--- Exercise task ---
Extract all lines that hold "network" from the records below.

--- Supplied information ---
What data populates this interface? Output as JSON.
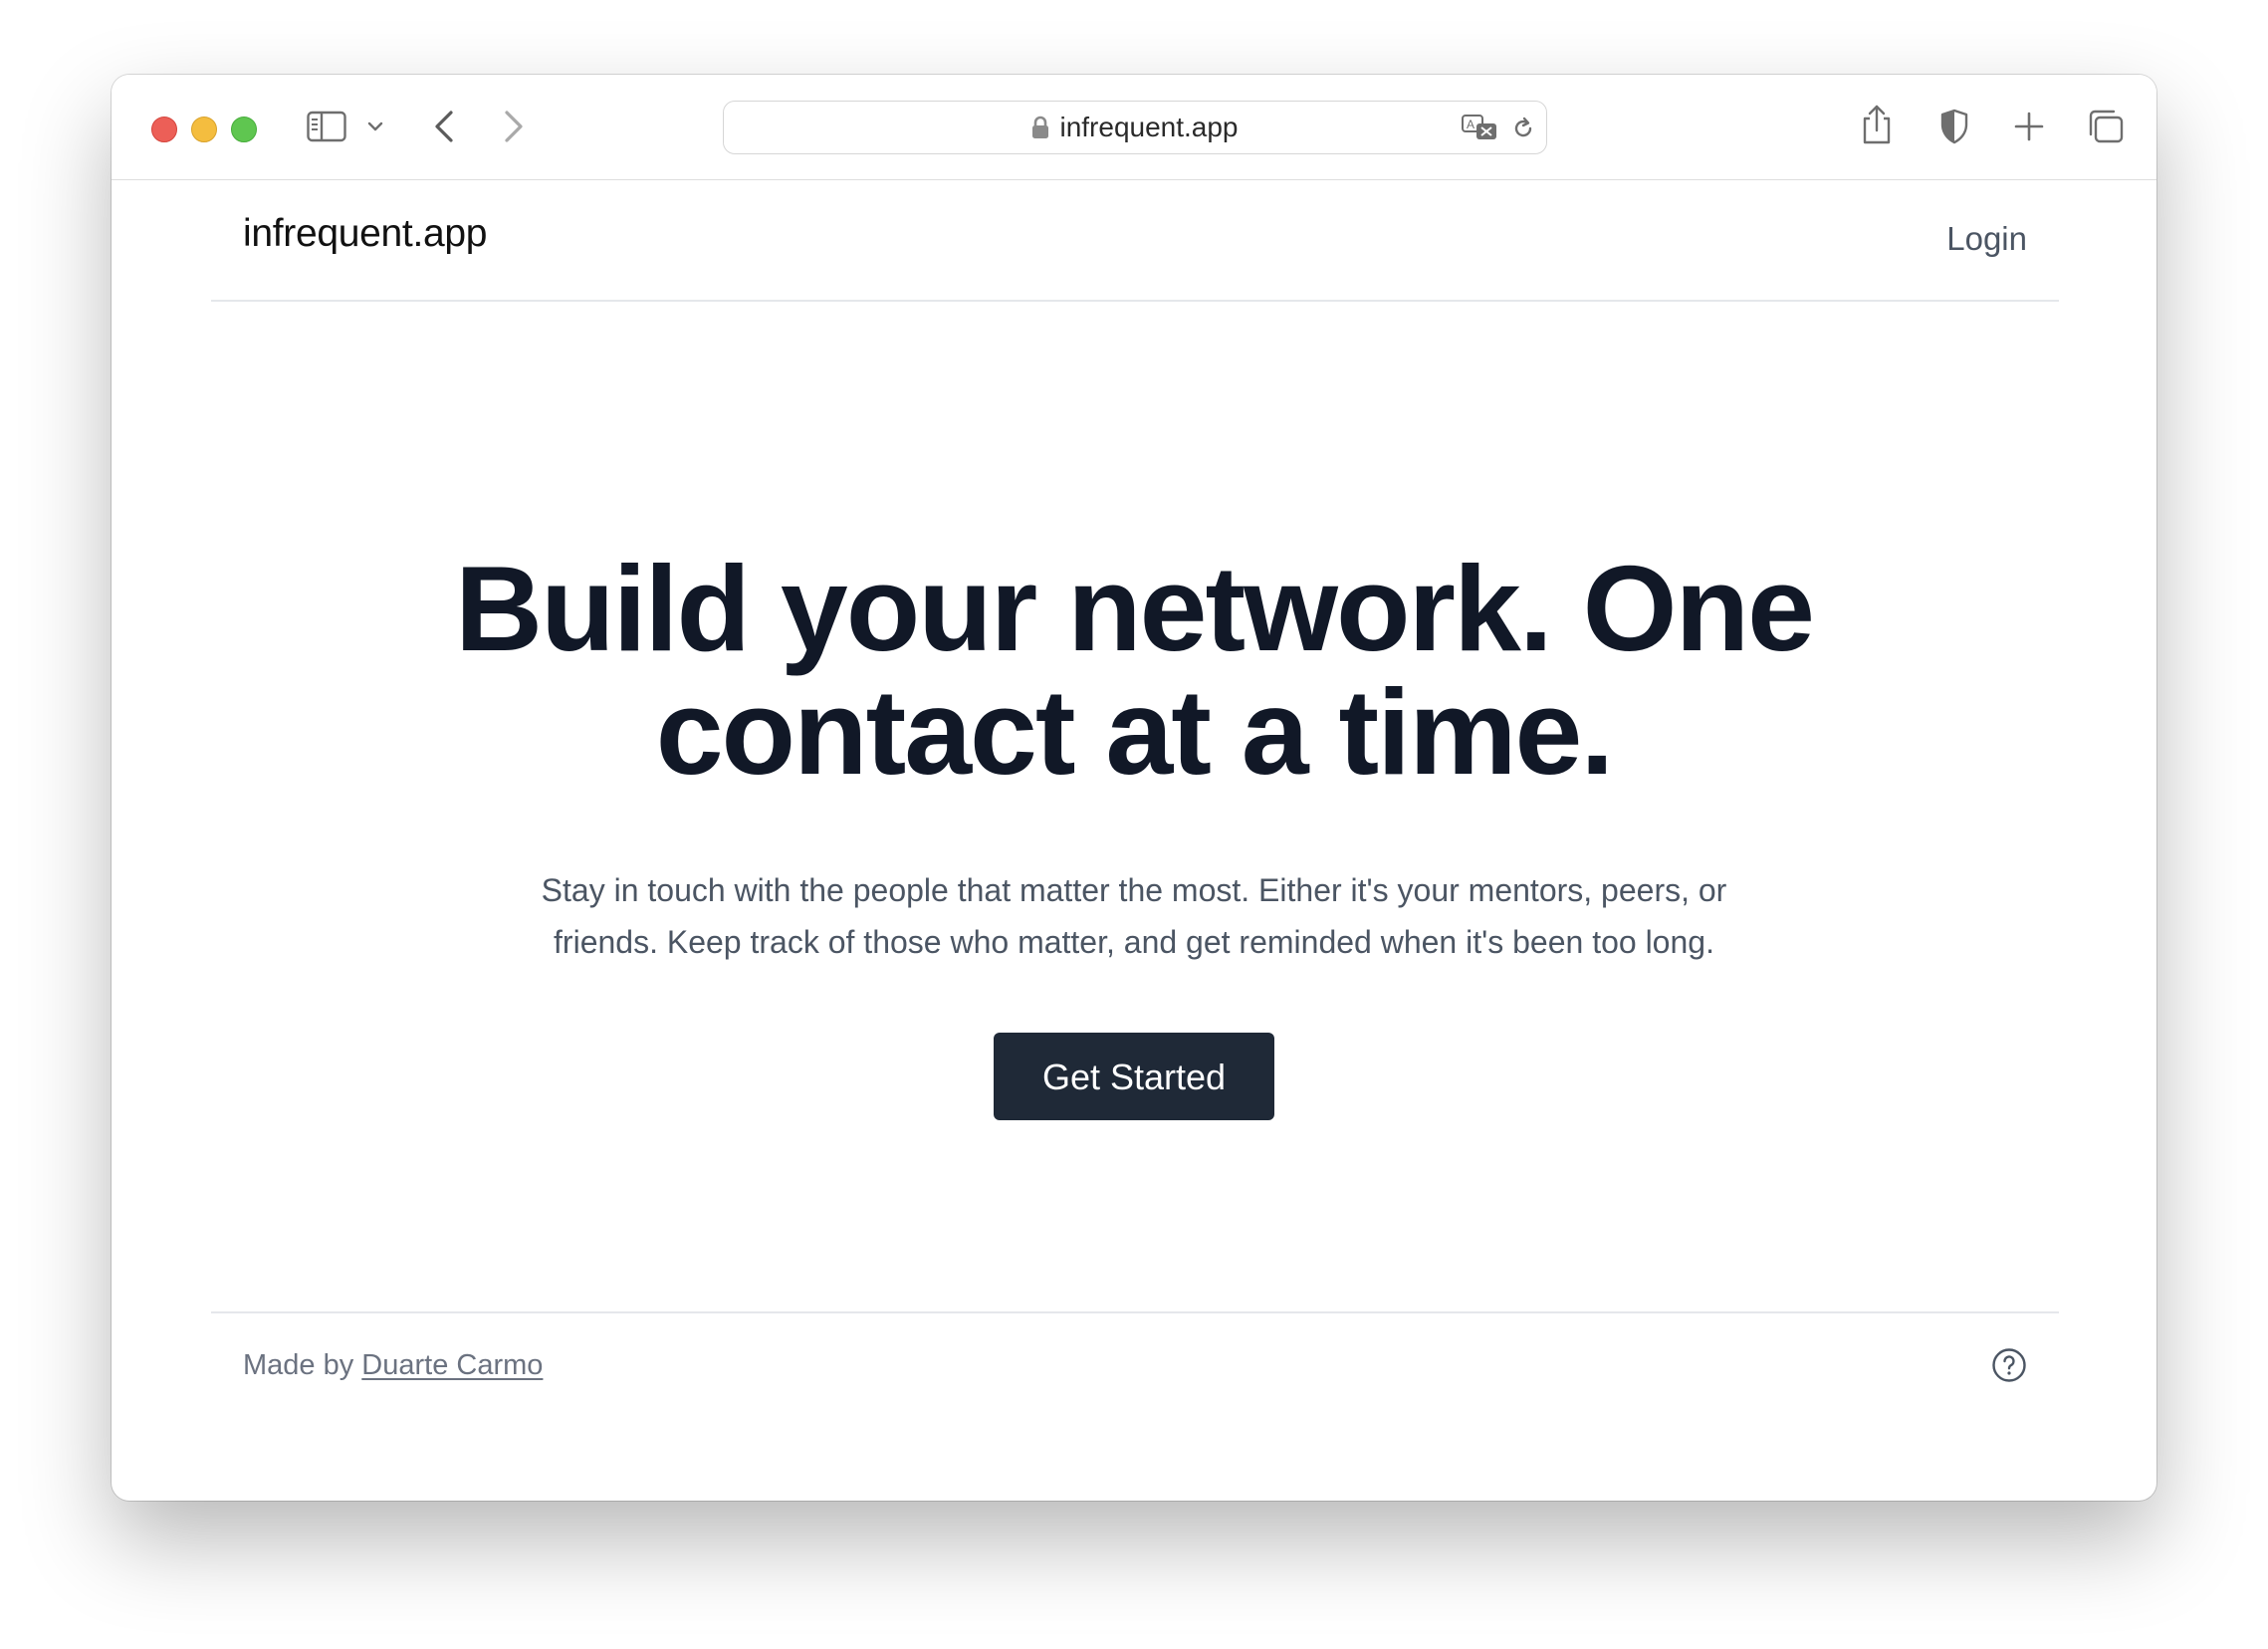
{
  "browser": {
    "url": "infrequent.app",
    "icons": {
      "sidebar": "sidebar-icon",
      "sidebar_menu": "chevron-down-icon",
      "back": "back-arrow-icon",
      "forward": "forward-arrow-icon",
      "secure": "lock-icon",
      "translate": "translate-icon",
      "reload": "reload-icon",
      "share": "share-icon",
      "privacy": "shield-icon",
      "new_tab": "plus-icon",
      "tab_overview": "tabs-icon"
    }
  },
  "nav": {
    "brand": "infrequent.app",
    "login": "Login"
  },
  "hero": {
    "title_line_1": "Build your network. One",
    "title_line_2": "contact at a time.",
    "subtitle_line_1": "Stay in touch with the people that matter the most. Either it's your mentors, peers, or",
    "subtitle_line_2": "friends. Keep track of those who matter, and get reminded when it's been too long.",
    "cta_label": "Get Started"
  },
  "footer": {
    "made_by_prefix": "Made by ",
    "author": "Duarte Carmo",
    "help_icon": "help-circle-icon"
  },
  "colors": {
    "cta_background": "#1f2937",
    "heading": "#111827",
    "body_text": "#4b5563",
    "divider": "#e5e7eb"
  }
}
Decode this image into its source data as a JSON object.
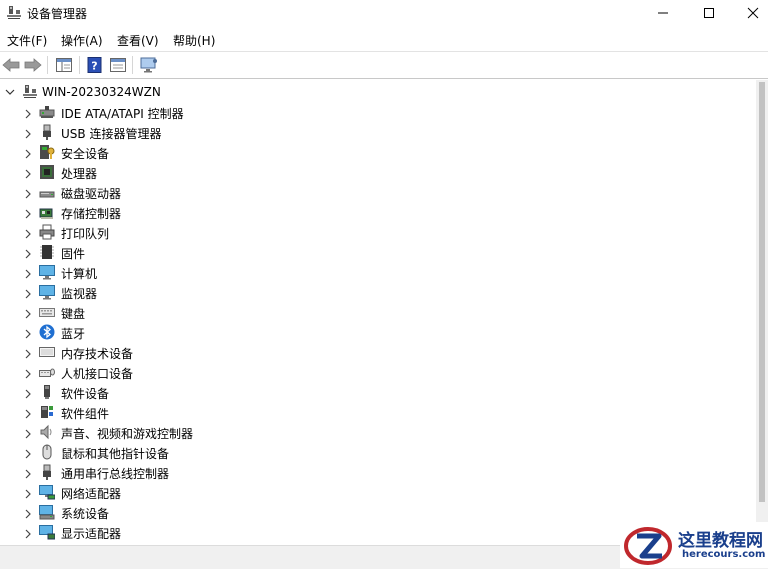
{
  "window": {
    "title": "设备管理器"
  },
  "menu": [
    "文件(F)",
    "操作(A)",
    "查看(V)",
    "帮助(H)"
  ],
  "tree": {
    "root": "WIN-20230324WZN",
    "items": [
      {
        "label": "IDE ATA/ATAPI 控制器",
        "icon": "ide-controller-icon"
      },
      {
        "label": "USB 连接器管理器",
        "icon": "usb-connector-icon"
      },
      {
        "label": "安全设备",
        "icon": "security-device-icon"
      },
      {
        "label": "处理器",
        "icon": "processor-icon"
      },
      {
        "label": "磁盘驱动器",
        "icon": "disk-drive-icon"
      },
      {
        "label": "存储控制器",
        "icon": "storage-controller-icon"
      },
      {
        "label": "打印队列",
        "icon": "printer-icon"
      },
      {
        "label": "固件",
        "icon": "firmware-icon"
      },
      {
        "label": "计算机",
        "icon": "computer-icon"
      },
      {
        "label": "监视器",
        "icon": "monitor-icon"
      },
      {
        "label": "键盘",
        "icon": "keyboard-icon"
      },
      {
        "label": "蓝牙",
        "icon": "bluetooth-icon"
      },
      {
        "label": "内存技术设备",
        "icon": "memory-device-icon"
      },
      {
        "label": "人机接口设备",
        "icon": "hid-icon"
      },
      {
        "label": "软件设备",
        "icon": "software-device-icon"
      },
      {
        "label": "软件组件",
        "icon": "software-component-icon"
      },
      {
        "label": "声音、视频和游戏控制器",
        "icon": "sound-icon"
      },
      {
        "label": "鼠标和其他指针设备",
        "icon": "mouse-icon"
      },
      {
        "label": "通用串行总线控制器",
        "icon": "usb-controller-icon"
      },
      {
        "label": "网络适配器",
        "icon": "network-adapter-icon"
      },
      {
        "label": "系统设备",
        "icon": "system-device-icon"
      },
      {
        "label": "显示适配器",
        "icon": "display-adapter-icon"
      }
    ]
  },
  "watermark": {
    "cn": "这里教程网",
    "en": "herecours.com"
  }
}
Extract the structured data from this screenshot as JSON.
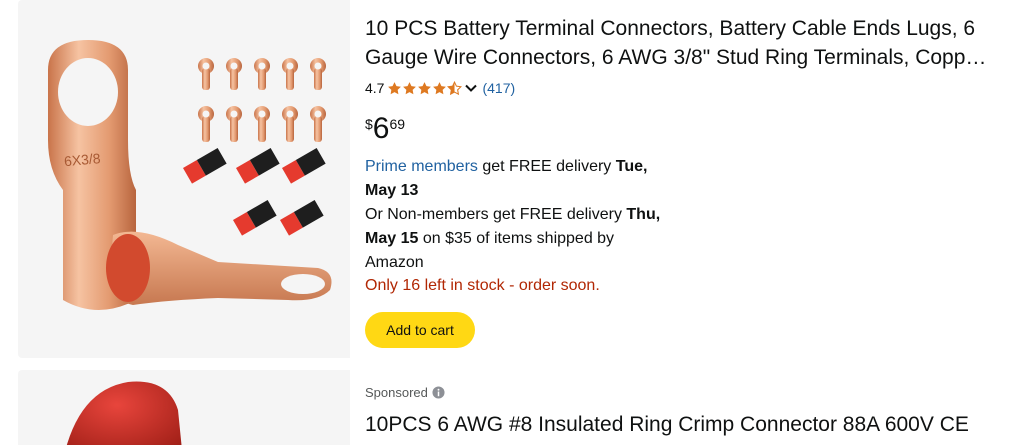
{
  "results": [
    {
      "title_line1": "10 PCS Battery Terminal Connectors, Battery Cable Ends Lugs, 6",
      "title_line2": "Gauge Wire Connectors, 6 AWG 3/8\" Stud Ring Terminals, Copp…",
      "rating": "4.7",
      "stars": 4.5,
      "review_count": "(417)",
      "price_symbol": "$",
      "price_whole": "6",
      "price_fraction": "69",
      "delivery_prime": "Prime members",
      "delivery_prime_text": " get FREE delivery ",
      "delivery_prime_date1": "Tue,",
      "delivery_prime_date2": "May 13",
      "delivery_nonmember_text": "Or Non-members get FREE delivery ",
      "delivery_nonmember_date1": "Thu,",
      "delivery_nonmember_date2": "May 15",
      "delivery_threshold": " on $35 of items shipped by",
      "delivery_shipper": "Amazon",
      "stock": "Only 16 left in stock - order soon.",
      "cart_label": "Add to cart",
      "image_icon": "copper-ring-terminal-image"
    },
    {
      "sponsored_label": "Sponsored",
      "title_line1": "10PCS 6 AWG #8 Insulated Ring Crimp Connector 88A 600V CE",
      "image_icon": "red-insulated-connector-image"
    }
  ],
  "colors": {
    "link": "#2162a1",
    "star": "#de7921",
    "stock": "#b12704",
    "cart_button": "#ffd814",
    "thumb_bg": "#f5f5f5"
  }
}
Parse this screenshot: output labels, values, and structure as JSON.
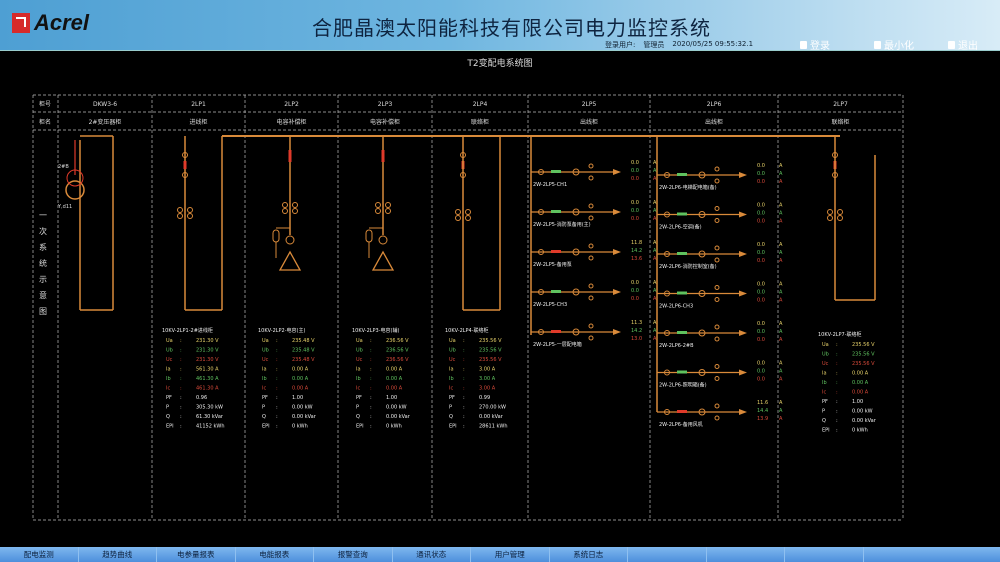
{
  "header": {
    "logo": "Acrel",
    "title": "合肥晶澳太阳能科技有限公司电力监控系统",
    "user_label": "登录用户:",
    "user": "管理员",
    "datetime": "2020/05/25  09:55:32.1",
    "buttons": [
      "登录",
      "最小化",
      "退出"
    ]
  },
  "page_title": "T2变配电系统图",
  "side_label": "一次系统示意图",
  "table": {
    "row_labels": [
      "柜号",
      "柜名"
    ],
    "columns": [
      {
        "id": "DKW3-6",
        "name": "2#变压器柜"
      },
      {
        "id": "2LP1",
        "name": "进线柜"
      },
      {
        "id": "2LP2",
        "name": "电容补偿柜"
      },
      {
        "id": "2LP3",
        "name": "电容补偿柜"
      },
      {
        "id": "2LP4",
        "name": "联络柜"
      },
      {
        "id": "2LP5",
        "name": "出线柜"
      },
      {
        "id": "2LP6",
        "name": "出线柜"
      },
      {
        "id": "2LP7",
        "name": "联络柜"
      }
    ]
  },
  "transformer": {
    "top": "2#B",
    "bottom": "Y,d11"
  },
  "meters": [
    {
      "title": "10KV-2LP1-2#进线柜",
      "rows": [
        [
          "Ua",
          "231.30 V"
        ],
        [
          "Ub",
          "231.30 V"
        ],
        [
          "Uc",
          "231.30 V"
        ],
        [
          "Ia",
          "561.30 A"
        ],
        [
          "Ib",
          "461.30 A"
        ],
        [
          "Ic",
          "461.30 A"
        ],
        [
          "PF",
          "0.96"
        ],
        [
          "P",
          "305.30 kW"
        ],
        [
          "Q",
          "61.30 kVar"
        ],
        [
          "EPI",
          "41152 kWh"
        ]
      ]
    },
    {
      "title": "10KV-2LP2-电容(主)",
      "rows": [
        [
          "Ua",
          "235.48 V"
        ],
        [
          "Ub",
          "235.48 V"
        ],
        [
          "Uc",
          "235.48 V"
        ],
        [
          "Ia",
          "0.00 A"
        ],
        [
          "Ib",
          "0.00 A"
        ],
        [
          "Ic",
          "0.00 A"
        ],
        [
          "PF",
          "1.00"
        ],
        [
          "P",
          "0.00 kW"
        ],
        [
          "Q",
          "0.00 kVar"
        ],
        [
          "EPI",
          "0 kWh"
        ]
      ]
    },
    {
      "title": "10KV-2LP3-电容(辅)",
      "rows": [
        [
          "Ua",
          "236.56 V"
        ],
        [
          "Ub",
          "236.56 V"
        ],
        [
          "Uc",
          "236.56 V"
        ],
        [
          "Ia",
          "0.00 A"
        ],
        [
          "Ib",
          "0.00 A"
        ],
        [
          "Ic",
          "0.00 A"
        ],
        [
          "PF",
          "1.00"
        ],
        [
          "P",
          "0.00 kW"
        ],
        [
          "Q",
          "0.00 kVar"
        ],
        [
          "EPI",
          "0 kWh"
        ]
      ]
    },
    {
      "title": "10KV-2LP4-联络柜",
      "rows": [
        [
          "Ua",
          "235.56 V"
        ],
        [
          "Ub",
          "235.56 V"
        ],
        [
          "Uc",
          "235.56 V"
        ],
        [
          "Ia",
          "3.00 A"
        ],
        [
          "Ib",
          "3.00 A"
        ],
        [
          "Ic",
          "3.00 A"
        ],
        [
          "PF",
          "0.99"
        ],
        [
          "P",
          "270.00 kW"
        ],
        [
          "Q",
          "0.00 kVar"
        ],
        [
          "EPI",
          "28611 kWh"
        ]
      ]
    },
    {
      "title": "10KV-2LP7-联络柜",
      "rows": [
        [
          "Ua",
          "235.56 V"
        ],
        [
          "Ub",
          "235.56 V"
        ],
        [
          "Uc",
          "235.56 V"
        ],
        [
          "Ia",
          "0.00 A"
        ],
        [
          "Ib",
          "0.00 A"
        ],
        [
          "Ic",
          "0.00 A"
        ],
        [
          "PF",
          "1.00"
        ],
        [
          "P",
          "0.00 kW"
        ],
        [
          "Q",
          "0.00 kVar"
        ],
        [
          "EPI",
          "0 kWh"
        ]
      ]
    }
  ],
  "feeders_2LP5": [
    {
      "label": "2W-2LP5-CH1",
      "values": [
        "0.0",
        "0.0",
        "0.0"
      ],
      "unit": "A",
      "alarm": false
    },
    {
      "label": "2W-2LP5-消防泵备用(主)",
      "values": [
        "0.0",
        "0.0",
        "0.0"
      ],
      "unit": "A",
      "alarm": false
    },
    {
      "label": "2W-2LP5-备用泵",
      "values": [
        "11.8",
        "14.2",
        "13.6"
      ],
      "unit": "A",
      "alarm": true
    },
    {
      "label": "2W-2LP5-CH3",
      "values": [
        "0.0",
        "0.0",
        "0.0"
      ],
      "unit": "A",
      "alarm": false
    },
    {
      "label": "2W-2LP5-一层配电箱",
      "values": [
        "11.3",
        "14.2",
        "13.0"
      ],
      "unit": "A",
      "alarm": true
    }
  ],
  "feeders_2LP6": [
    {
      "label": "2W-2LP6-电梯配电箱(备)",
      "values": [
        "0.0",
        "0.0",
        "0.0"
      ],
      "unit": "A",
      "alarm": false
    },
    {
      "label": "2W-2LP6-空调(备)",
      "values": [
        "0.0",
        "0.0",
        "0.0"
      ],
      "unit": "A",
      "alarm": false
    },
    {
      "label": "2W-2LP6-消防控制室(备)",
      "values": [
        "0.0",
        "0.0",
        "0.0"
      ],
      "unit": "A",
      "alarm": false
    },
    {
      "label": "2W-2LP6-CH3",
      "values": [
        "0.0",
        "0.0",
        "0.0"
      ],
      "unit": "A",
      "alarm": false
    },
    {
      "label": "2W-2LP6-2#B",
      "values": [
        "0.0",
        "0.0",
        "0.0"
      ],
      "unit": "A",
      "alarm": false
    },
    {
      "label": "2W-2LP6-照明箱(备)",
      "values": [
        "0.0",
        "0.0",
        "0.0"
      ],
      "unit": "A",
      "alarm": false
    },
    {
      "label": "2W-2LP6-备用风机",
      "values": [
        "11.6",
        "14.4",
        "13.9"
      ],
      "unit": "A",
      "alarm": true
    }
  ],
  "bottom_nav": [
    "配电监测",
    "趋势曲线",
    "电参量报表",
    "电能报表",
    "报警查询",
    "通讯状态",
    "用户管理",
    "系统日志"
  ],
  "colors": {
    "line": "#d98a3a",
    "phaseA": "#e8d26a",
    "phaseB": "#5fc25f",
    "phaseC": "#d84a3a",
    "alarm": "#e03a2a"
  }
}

--- Correct result ---
    "title_line_1": "Build your network. One",
        "icon": "network-adapter-icon"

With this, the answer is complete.